# start of Supplied material

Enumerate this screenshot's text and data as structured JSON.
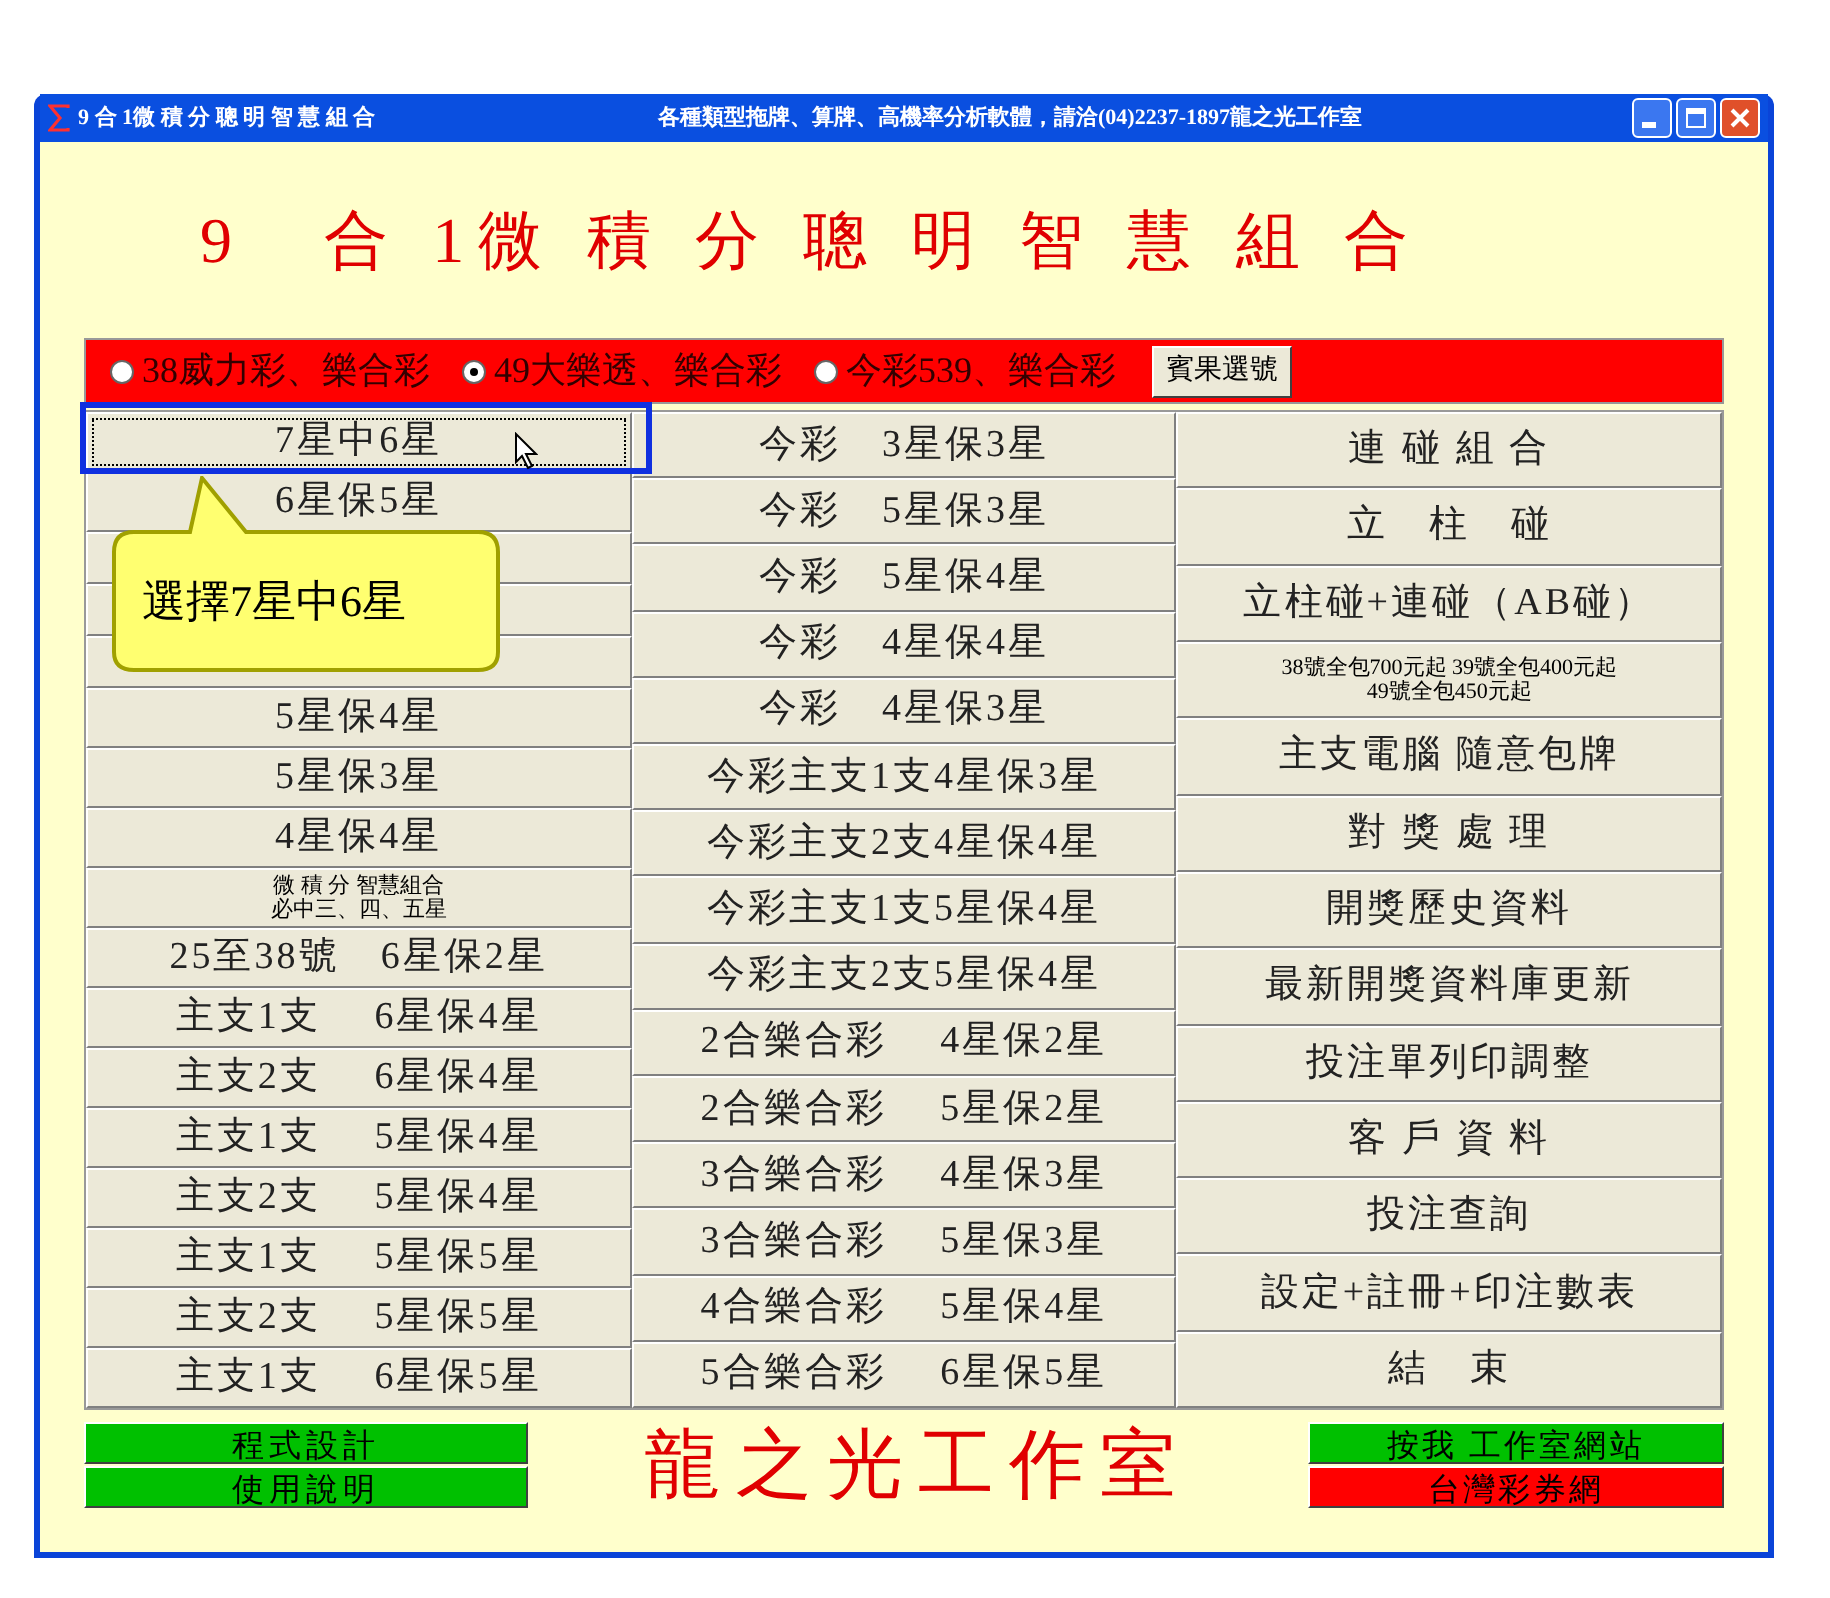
{
  "window": {
    "title": "9 合 1微 積 分 聰 明 智 慧 組 合",
    "subtitle": "各種類型拖牌、算牌、高機率分析軟體，請洽(04)2237-1897龍之光工作室"
  },
  "heading": "9　合 1微 積 分 聰 明 智 慧 組 合",
  "radios": [
    {
      "label": "38威力彩、樂合彩",
      "selected": false
    },
    {
      "label": "49大樂透、樂合彩",
      "selected": true
    },
    {
      "label": "今彩539、樂合彩",
      "selected": false
    }
  ],
  "bingo_button": "賓果選號",
  "columns": [
    {
      "buttons": [
        {
          "kind": "normal",
          "label": "7星中6星",
          "focused": true
        },
        {
          "kind": "normal",
          "label": "6星保5星",
          "focused": false
        },
        {
          "kind": "blank"
        },
        {
          "kind": "blank"
        },
        {
          "kind": "blank"
        },
        {
          "kind": "normal",
          "label": "5星保4星",
          "focused": false
        },
        {
          "kind": "normal",
          "label": "5星保3星",
          "focused": false
        },
        {
          "kind": "normal",
          "label": "4星保4星",
          "focused": false
        },
        {
          "kind": "small",
          "label": "微 積 分 智慧組合",
          "label2": "必中三、四、五星",
          "focused": false
        },
        {
          "kind": "normal",
          "label": "25至38號　6星保2星",
          "focused": false
        },
        {
          "kind": "normal",
          "label": "主支1支　 6星保4星",
          "focused": false
        },
        {
          "kind": "normal",
          "label": "主支2支　 6星保4星",
          "focused": false
        },
        {
          "kind": "normal",
          "label": "主支1支　 5星保4星",
          "focused": false
        },
        {
          "kind": "normal",
          "label": "主支2支　 5星保4星",
          "focused": false
        },
        {
          "kind": "normal",
          "label": "主支1支　 5星保5星",
          "focused": false
        },
        {
          "kind": "normal",
          "label": "主支2支　 5星保5星",
          "focused": false
        },
        {
          "kind": "normal",
          "label": "主支1支　 6星保5星",
          "focused": false
        }
      ]
    },
    {
      "buttons": [
        {
          "kind": "normal",
          "label": "今彩　3星保3星",
          "focused": false
        },
        {
          "kind": "normal",
          "label": "今彩　5星保3星",
          "focused": false
        },
        {
          "kind": "normal",
          "label": "今彩　5星保4星",
          "focused": false
        },
        {
          "kind": "normal",
          "label": "今彩　4星保4星",
          "focused": false
        },
        {
          "kind": "normal",
          "label": "今彩　4星保3星",
          "focused": false
        },
        {
          "kind": "normal",
          "label": "今彩主支1支4星保3星",
          "focused": false
        },
        {
          "kind": "normal",
          "label": "今彩主支2支4星保4星",
          "focused": false
        },
        {
          "kind": "normal",
          "label": "今彩主支1支5星保4星",
          "focused": false
        },
        {
          "kind": "normal",
          "label": "今彩主支2支5星保4星",
          "focused": false
        },
        {
          "kind": "normal",
          "label": "2合樂合彩　 4星保2星",
          "focused": false
        },
        {
          "kind": "normal",
          "label": "2合樂合彩　 5星保2星",
          "focused": false
        },
        {
          "kind": "normal",
          "label": "3合樂合彩　 4星保3星",
          "focused": false
        },
        {
          "kind": "normal",
          "label": "3合樂合彩　 5星保3星",
          "focused": false
        },
        {
          "kind": "normal",
          "label": "4合樂合彩　 5星保4星",
          "focused": false
        },
        {
          "kind": "normal",
          "label": "5合樂合彩　 6星保5星",
          "focused": false
        }
      ]
    },
    {
      "buttons": [
        {
          "kind": "normal",
          "label": "連 碰 組 合",
          "focused": false
        },
        {
          "kind": "normal",
          "label": "立　柱　碰",
          "focused": false
        },
        {
          "kind": "normal",
          "label": "立柱碰+連碰（AB碰）",
          "focused": false
        },
        {
          "kind": "small",
          "label": "38號全包700元起 39號全包400元起",
          "label2": "49號全包450元起",
          "focused": false
        },
        {
          "kind": "normal",
          "label": "主支電腦 隨意包牌",
          "focused": false
        },
        {
          "kind": "normal",
          "label": "對 獎 處 理",
          "focused": false
        },
        {
          "kind": "normal",
          "label": "開獎歷史資料",
          "focused": false
        },
        {
          "kind": "normal",
          "label": "最新開獎資料庫更新",
          "focused": false
        },
        {
          "kind": "normal",
          "label": "投注單列印調整",
          "focused": false
        },
        {
          "kind": "normal",
          "label": "客 戶 資 料",
          "focused": false
        },
        {
          "kind": "normal",
          "label": "投注查詢",
          "focused": false
        },
        {
          "kind": "normal",
          "label": "設定+註冊+印注數表",
          "focused": false
        },
        {
          "kind": "normal",
          "label": "結　束",
          "focused": false
        }
      ]
    }
  ],
  "callout": "選擇7星中6星",
  "footer_left": [
    {
      "label": "程式設計",
      "color": "#00c000"
    },
    {
      "label": "使用說明",
      "color": "#00c000"
    }
  ],
  "studio": "龍之光工作室",
  "footer_right": [
    {
      "label": "按我 工作室網站",
      "color": "#00c000"
    },
    {
      "label": "台灣彩券網",
      "color": "#ff0000"
    }
  ]
}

# end of Supplied material

Without including any pictures, print all of the material exactly as given.

Expected output:
Enumerate this screenshot's text and data as structured JSON.
{
  "window": {
    "title": "9 合 1微 積 分 聰 明 智 慧 組 合",
    "subtitle": "各種類型拖牌、算牌、高機率分析軟體，請洽(04)2237-1897龍之光工作室"
  },
  "heading": "9　合 1微 積 分 聰 明 智 慧 組 合",
  "radios": [
    {
      "label": "38威力彩、樂合彩",
      "selected": false
    },
    {
      "label": "49大樂透、樂合彩",
      "selected": true
    },
    {
      "label": "今彩539、樂合彩",
      "selected": false
    }
  ],
  "bingo_button": "賓果選號",
  "columns": [
    {
      "buttons": [
        {
          "kind": "normal",
          "label": "7星中6星",
          "focused": true
        },
        {
          "kind": "normal",
          "label": "6星保5星",
          "focused": false
        },
        {
          "kind": "blank"
        },
        {
          "kind": "blank"
        },
        {
          "kind": "blank"
        },
        {
          "kind": "normal",
          "label": "5星保4星",
          "focused": false
        },
        {
          "kind": "normal",
          "label": "5星保3星",
          "focused": false
        },
        {
          "kind": "normal",
          "label": "4星保4星",
          "focused": false
        },
        {
          "kind": "small",
          "label": "微 積 分 智慧組合",
          "label2": "必中三、四、五星",
          "focused": false
        },
        {
          "kind": "normal",
          "label": "25至38號　6星保2星",
          "focused": false
        },
        {
          "kind": "normal",
          "label": "主支1支　 6星保4星",
          "focused": false
        },
        {
          "kind": "normal",
          "label": "主支2支　 6星保4星",
          "focused": false
        },
        {
          "kind": "normal",
          "label": "主支1支　 5星保4星",
          "focused": false
        },
        {
          "kind": "normal",
          "label": "主支2支　 5星保4星",
          "focused": false
        },
        {
          "kind": "normal",
          "label": "主支1支　 5星保5星",
          "focused": false
        },
        {
          "kind": "normal",
          "label": "主支2支　 5星保5星",
          "focused": false
        },
        {
          "kind": "normal",
          "label": "主支1支　 6星保5星",
          "focused": false
        }
      ]
    },
    {
      "buttons": [
        {
          "kind": "normal",
          "label": "今彩　3星保3星",
          "focused": false
        },
        {
          "kind": "normal",
          "label": "今彩　5星保3星",
          "focused": false
        },
        {
          "kind": "normal",
          "label": "今彩　5星保4星",
          "focused": false
        },
        {
          "kind": "normal",
          "label": "今彩　4星保4星",
          "focused": false
        },
        {
          "kind": "normal",
          "label": "今彩　4星保3星",
          "focused": false
        },
        {
          "kind": "normal",
          "label": "今彩主支1支4星保3星",
          "focused": false
        },
        {
          "kind": "normal",
          "label": "今彩主支2支4星保4星",
          "focused": false
        },
        {
          "kind": "normal",
          "label": "今彩主支1支5星保4星",
          "focused": false
        },
        {
          "kind": "normal",
          "label": "今彩主支2支5星保4星",
          "focused": false
        },
        {
          "kind": "normal",
          "label": "2合樂合彩　 4星保2星",
          "focused": false
        },
        {
          "kind": "normal",
          "label": "2合樂合彩　 5星保2星",
          "focused": false
        },
        {
          "kind": "normal",
          "label": "3合樂合彩　 4星保3星",
          "focused": false
        },
        {
          "kind": "normal",
          "label": "3合樂合彩　 5星保3星",
          "focused": false
        },
        {
          "kind": "normal",
          "label": "4合樂合彩　 5星保4星",
          "focused": false
        },
        {
          "kind": "normal",
          "label": "5合樂合彩　 6星保5星",
          "focused": false
        }
      ]
    },
    {
      "buttons": [
        {
          "kind": "normal",
          "label": "連 碰 組 合",
          "focused": false
        },
        {
          "kind": "normal",
          "label": "立　柱　碰",
          "focused": false
        },
        {
          "kind": "normal",
          "label": "立柱碰+連碰（AB碰）",
          "focused": false
        },
        {
          "kind": "small",
          "label": "38號全包700元起 39號全包400元起",
          "label2": "49號全包450元起",
          "focused": false
        },
        {
          "kind": "normal",
          "label": "主支電腦 隨意包牌",
          "focused": false
        },
        {
          "kind": "normal",
          "label": "對 獎 處 理",
          "focused": false
        },
        {
          "kind": "normal",
          "label": "開獎歷史資料",
          "focused": false
        },
        {
          "kind": "normal",
          "label": "最新開獎資料庫更新",
          "focused": false
        },
        {
          "kind": "normal",
          "label": "投注單列印調整",
          "focused": false
        },
        {
          "kind": "normal",
          "label": "客 戶 資 料",
          "focused": false
        },
        {
          "kind": "normal",
          "label": "投注查詢",
          "focused": false
        },
        {
          "kind": "normal",
          "label": "設定+註冊+印注數表",
          "focused": false
        },
        {
          "kind": "normal",
          "label": "結　束",
          "focused": false
        }
      ]
    }
  ],
  "callout": "選擇7星中6星",
  "footer_left": [
    {
      "label": "程式設計",
      "color": "#00c000"
    },
    {
      "label": "使用說明",
      "color": "#00c000"
    }
  ],
  "studio": "龍之光工作室",
  "footer_right": [
    {
      "label": "按我 工作室網站",
      "color": "#00c000"
    },
    {
      "label": "台灣彩券網",
      "color": "#ff0000"
    }
  ]
}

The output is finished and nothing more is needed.